* Task goal *
Scan the lines below for the word "icon". Copy each line you find it in.

(Dataset records)

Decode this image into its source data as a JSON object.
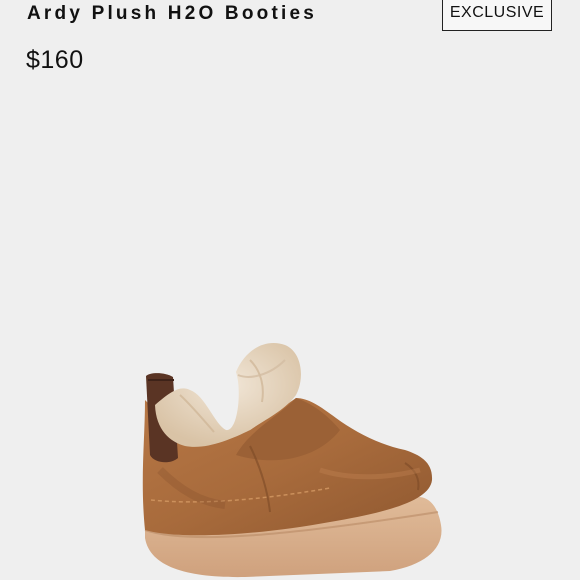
{
  "product": {
    "name": "Ardy Plush H2O Booties",
    "badge": "EXCLUSIVE",
    "price": "$160"
  },
  "image": {
    "icon": "boot-illustration",
    "colors": {
      "suede": "#a76a3b",
      "fur": "#e7d8c2",
      "heel_tab": "#5a3424",
      "sole": "#d8af8c",
      "background": "#efefef"
    }
  }
}
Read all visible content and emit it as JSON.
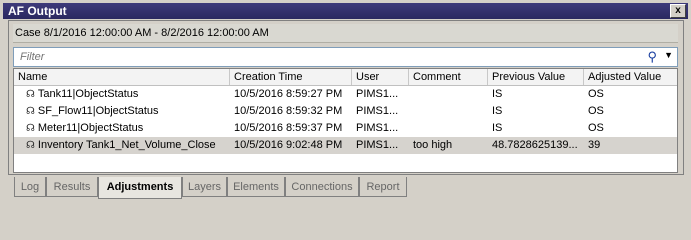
{
  "window": {
    "title": "AF Output",
    "close_glyph": "x"
  },
  "case": {
    "label": "Case 8/1/2016 12:00:00 AM  -  8/2/2016 12:00:00 AM"
  },
  "filter": {
    "placeholder": "Filter",
    "search_icon": "search-icon",
    "dropdown_icon": "chevron-down-icon"
  },
  "columns": [
    "Name",
    "Creation Time",
    "User",
    "Comment",
    "Previous Value",
    "Adjusted Value"
  ],
  "rows": [
    {
      "name": "Tank11|ObjectStatus",
      "time": "10/5/2016 8:59:27 PM",
      "user": "PIMS1...",
      "comment": "",
      "prev": "IS",
      "adj": "OS",
      "icon": "adjustment-icon"
    },
    {
      "name": "SF_Flow11|ObjectStatus",
      "time": "10/5/2016 8:59:32 PM",
      "user": "PIMS1...",
      "comment": "",
      "prev": "IS",
      "adj": "OS",
      "icon": "adjustment-icon"
    },
    {
      "name": "Meter11|ObjectStatus",
      "time": "10/5/2016 8:59:37 PM",
      "user": "PIMS1...",
      "comment": "",
      "prev": "IS",
      "adj": "OS",
      "icon": "adjustment-icon"
    },
    {
      "name": "Inventory Tank1_Net_Volume_Close",
      "time": "10/5/2016 9:02:48 PM",
      "user": "PIMS1...",
      "comment": "too high",
      "prev": "48.7828625139...",
      "adj": "39",
      "icon": "adjustment-icon",
      "selected": true
    }
  ],
  "tabs": [
    {
      "label": "Log"
    },
    {
      "label": "Results"
    },
    {
      "label": "Adjustments",
      "active": true
    },
    {
      "label": "Layers"
    },
    {
      "label": "Elements"
    },
    {
      "label": "Connections"
    },
    {
      "label": "Report"
    }
  ]
}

* Response to the task *
    "icon": "boot-illustration",
    "search_icon": "search-icon",
    "dropdown_icon": "chevron-down-icon"
      "icon": "adjustment-icon"
      "icon": "adjustment-icon"
      "icon": "adjustment-icon"
      "icon": "adjustment-icon",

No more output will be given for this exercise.